Saved data entries
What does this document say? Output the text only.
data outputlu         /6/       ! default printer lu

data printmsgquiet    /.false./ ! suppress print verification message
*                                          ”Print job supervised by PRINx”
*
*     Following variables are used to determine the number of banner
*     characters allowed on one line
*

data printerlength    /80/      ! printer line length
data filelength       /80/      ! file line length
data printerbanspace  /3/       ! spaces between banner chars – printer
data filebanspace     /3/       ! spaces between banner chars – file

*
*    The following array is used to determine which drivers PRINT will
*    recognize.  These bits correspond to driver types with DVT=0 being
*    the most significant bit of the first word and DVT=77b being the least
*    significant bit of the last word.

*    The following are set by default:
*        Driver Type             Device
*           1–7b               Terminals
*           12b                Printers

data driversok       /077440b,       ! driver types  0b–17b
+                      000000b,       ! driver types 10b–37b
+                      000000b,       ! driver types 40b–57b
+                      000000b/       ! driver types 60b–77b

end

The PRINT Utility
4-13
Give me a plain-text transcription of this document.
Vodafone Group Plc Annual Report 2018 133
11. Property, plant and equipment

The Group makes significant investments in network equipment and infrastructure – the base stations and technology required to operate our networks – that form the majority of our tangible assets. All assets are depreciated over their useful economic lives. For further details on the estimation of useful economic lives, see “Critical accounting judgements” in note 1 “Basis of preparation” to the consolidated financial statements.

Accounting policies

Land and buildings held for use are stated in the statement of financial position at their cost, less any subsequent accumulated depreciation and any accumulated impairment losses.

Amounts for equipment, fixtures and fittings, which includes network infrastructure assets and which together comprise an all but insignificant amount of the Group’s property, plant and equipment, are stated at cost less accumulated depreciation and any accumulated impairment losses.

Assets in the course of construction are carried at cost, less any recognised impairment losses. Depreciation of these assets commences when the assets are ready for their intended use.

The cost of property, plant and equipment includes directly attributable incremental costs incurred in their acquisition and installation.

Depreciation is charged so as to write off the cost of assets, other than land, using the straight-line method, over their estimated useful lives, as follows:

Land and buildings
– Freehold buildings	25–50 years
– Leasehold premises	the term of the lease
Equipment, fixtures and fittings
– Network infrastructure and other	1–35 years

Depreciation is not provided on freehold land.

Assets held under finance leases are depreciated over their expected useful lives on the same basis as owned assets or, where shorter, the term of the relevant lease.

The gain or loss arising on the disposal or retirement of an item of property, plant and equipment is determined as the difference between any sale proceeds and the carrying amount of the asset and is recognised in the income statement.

**Do this**
Return every line above in which the string "other" occurs.

**Reply**
Depreciation is charged so as to write off the cost of assets, other than land, using the straight-line method, over their estimated useful lives, as follows:
– Network infrastructure and other	1–35 years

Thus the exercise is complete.